* [DO THIS]: Below is a listing. Gather each line of it that contains "обязательных".

--- Start of EXERCISE DATA ---

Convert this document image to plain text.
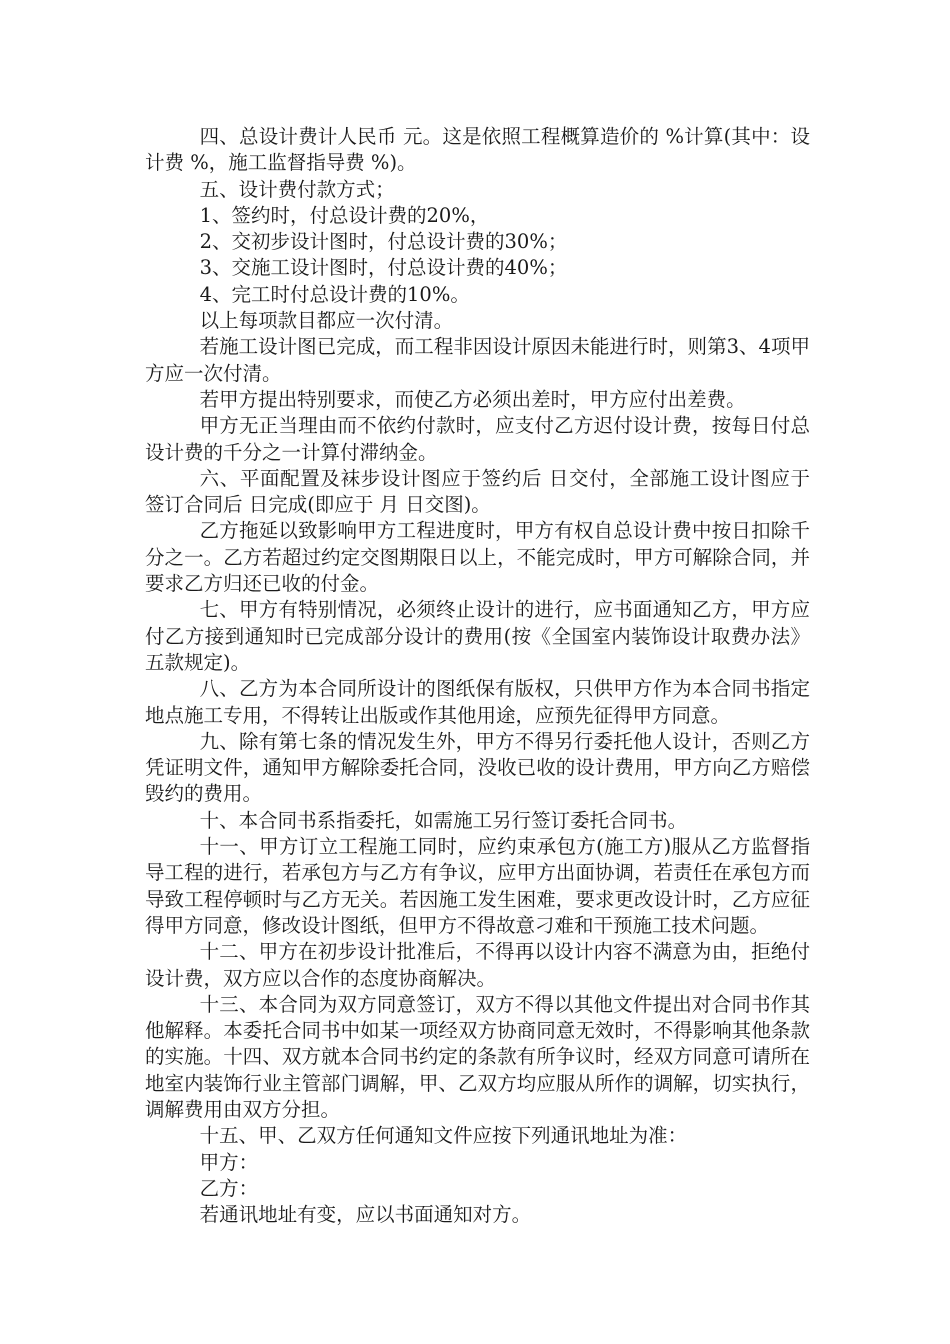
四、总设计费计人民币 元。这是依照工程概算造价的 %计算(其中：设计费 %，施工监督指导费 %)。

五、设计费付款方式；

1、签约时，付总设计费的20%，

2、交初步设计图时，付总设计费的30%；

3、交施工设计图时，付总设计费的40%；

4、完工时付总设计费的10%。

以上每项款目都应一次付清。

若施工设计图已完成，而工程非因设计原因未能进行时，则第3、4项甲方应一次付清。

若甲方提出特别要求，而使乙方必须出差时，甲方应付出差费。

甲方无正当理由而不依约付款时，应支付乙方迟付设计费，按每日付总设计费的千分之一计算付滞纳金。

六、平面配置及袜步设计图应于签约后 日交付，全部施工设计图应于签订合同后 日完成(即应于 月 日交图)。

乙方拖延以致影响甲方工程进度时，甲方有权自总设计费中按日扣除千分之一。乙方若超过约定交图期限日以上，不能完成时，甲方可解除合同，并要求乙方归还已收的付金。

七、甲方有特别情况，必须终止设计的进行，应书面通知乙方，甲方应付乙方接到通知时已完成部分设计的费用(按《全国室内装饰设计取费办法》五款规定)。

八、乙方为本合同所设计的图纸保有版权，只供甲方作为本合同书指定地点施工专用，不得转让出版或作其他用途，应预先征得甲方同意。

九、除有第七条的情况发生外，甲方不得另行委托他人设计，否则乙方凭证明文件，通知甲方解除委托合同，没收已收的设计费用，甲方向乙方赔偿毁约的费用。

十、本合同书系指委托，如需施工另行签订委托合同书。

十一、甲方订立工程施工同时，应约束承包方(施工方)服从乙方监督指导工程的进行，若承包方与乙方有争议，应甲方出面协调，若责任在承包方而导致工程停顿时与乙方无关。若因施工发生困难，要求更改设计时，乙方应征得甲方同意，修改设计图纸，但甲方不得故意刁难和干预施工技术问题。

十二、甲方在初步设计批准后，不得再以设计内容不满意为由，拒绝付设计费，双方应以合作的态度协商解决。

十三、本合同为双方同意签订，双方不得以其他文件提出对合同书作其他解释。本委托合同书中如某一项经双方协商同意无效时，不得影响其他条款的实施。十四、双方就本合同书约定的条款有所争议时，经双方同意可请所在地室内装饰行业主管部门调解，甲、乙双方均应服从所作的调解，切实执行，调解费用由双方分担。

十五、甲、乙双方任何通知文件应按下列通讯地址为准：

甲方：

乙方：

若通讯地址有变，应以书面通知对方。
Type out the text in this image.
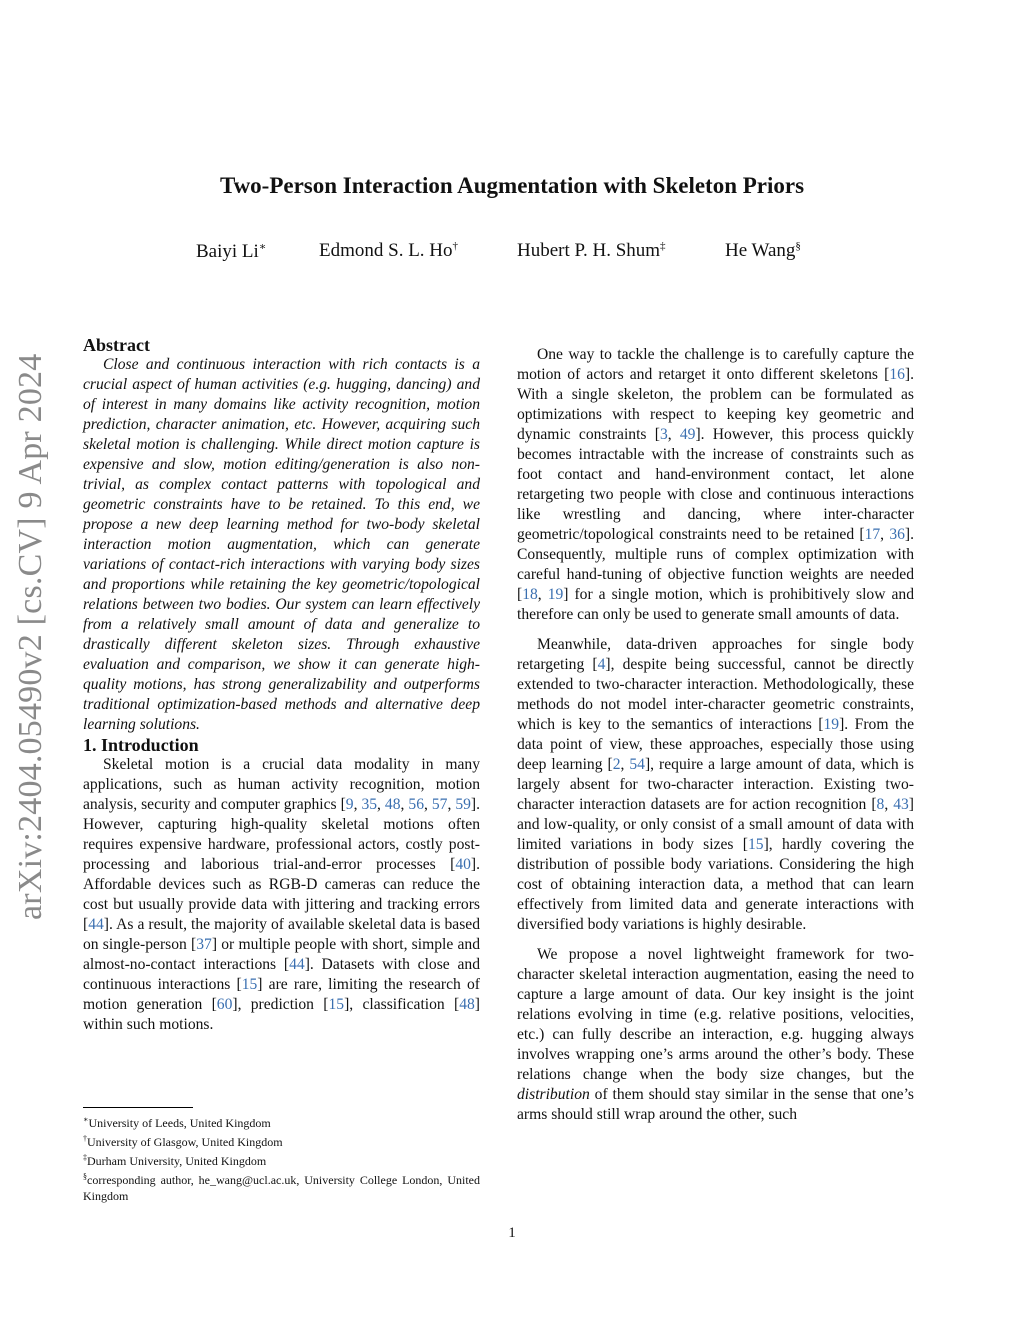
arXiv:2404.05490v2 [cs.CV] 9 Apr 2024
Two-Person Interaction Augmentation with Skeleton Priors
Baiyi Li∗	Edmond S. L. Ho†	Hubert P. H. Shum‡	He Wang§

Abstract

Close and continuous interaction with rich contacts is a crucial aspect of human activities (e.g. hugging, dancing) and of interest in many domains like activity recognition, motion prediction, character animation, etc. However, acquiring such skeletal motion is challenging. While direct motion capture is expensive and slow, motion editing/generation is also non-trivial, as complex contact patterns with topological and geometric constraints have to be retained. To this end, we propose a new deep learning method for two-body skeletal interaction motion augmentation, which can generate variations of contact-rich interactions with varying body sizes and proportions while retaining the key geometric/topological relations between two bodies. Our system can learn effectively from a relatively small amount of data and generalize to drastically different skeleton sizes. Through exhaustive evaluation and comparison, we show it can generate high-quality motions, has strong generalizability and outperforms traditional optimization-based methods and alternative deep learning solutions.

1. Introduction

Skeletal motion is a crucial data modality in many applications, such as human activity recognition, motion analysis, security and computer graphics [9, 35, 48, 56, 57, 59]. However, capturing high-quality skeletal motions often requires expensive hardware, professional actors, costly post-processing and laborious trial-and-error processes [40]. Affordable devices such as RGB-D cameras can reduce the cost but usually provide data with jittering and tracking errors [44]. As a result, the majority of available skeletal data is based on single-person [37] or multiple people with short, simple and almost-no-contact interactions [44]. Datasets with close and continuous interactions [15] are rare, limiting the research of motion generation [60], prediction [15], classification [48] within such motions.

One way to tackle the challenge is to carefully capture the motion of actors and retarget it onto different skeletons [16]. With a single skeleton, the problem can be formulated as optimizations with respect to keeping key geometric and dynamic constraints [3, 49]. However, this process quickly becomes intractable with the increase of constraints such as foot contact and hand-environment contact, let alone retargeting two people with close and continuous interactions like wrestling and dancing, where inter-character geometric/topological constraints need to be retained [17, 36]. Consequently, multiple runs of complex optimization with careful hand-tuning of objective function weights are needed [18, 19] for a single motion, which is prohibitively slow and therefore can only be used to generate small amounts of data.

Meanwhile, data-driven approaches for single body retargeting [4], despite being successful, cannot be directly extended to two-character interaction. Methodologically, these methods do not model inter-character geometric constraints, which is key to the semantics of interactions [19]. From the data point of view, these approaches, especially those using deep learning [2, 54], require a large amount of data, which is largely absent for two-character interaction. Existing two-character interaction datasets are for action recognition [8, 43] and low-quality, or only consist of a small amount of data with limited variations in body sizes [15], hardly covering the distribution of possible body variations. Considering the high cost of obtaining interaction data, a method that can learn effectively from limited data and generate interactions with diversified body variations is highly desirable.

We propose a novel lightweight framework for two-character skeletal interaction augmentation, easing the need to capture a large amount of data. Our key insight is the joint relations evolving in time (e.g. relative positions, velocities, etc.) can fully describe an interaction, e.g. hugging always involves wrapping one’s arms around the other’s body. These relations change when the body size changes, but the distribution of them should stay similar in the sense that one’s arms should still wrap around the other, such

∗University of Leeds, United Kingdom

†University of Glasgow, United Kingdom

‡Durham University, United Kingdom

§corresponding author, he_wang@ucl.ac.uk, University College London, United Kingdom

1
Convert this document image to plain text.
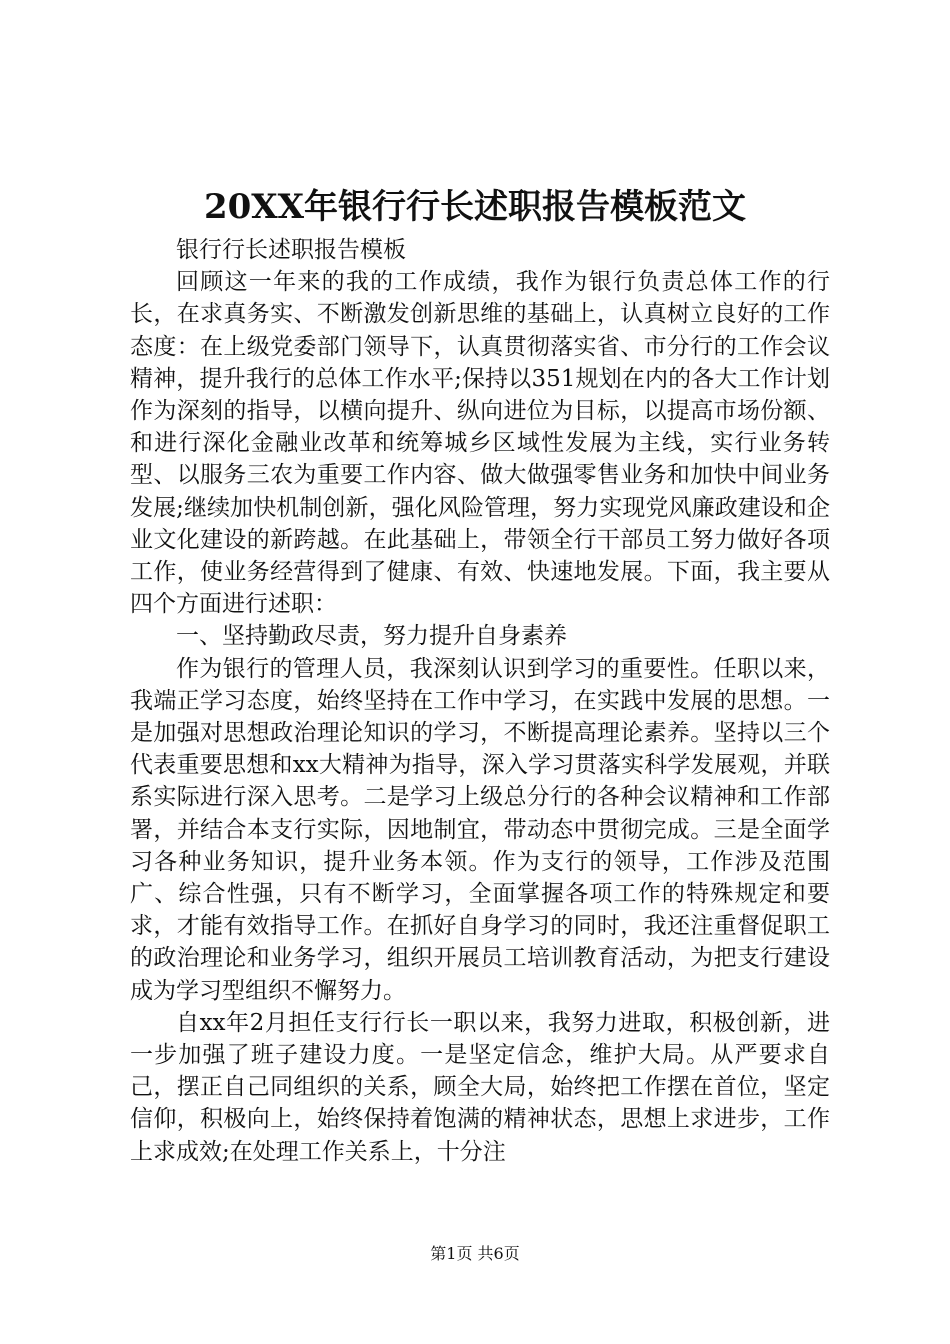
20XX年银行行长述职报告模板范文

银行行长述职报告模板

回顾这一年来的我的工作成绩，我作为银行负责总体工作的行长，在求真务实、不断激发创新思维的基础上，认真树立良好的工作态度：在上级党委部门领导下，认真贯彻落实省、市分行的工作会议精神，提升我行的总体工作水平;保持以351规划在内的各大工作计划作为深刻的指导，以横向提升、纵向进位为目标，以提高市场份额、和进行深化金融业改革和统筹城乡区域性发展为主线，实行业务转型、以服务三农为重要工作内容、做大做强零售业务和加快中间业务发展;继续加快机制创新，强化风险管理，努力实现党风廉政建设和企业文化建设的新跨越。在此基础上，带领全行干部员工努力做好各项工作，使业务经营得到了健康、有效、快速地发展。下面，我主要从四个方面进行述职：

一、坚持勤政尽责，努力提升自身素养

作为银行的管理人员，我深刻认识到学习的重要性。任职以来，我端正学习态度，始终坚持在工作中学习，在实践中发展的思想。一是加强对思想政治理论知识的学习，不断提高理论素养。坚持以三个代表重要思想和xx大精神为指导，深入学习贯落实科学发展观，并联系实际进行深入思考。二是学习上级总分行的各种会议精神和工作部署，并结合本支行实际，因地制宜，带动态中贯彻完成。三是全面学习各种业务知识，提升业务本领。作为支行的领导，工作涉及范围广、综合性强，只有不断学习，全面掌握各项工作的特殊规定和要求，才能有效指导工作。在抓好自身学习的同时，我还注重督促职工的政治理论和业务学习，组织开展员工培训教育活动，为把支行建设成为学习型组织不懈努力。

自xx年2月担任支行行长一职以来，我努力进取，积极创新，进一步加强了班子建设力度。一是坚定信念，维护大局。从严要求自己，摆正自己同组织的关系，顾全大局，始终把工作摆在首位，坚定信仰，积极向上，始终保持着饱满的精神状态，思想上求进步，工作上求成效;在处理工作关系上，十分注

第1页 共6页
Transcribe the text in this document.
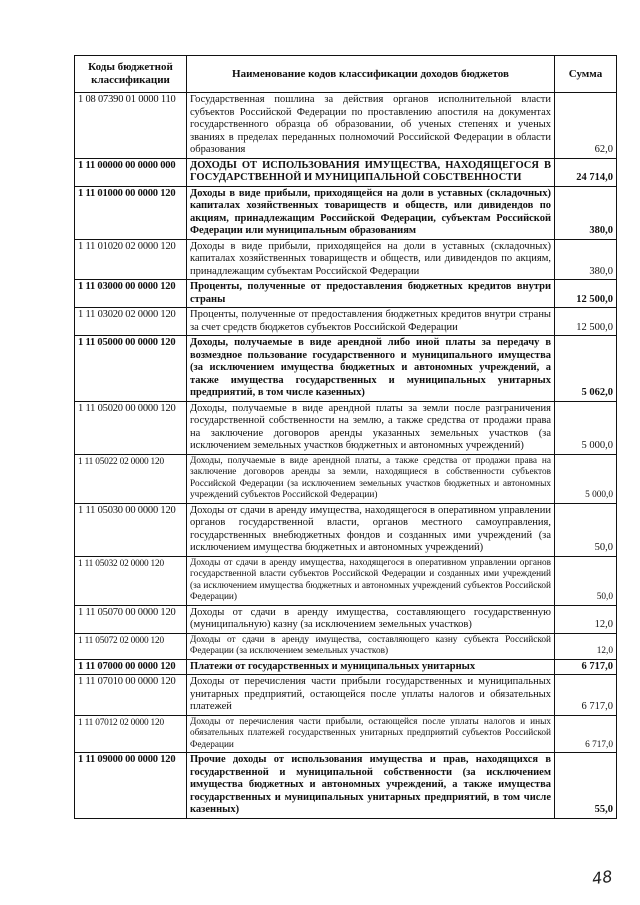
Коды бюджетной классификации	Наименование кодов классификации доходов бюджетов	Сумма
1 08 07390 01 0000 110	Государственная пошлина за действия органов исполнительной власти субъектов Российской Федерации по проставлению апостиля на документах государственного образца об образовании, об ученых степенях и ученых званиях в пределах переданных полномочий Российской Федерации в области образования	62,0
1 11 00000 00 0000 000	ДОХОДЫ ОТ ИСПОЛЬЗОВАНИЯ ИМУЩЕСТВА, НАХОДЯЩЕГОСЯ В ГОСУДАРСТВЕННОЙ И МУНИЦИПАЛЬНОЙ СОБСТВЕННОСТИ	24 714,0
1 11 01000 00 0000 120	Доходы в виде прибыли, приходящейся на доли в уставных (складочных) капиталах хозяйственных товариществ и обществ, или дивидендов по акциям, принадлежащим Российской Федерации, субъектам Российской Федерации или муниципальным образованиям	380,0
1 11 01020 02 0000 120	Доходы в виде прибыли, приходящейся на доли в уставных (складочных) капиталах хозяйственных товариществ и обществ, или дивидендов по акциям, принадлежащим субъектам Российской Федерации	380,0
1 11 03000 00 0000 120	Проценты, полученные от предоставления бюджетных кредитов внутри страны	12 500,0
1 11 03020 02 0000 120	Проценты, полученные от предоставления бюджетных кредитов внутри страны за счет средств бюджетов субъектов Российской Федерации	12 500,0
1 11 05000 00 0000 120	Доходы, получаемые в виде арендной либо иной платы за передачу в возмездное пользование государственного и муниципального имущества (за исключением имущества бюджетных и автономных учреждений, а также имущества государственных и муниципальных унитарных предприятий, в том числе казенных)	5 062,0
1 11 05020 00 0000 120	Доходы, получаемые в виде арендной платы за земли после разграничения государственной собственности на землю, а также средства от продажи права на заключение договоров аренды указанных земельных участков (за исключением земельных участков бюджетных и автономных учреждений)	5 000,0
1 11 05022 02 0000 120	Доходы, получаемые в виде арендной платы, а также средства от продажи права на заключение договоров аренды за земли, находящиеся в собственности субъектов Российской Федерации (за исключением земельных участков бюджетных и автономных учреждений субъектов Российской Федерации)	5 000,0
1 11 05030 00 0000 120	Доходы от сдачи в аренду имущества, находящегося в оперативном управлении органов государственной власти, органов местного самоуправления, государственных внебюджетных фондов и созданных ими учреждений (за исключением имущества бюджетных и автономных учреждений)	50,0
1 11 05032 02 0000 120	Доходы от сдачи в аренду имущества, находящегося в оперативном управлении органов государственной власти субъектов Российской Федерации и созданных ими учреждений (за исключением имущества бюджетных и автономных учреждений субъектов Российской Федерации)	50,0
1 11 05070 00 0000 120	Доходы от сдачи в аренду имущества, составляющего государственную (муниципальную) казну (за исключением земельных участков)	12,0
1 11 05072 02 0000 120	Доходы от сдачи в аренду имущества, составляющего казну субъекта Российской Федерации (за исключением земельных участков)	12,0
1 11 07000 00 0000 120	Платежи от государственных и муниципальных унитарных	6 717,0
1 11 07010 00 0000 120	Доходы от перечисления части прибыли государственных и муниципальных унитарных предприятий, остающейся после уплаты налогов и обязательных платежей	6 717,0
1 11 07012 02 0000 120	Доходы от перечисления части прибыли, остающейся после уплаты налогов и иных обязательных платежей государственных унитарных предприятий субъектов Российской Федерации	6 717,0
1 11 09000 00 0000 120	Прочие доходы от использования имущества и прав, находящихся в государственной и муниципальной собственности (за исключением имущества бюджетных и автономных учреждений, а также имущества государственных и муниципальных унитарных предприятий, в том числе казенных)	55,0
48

--- End of EXERCISE DATA ---

* [EXERCISE OUTPUT]:
1 11 07010 00 0000 120	Доходы от перечисления части прибыли государственных и муниципальных унитарных предприятий, остающейся после уплаты налогов и обязательных платежей	6 717,0
1 11 07012 02 0000 120	Доходы от перечисления части прибыли, остающейся после уплаты налогов и иных обязательных платежей государственных унитарных предприятий субъектов Российской Федерации	6 717,0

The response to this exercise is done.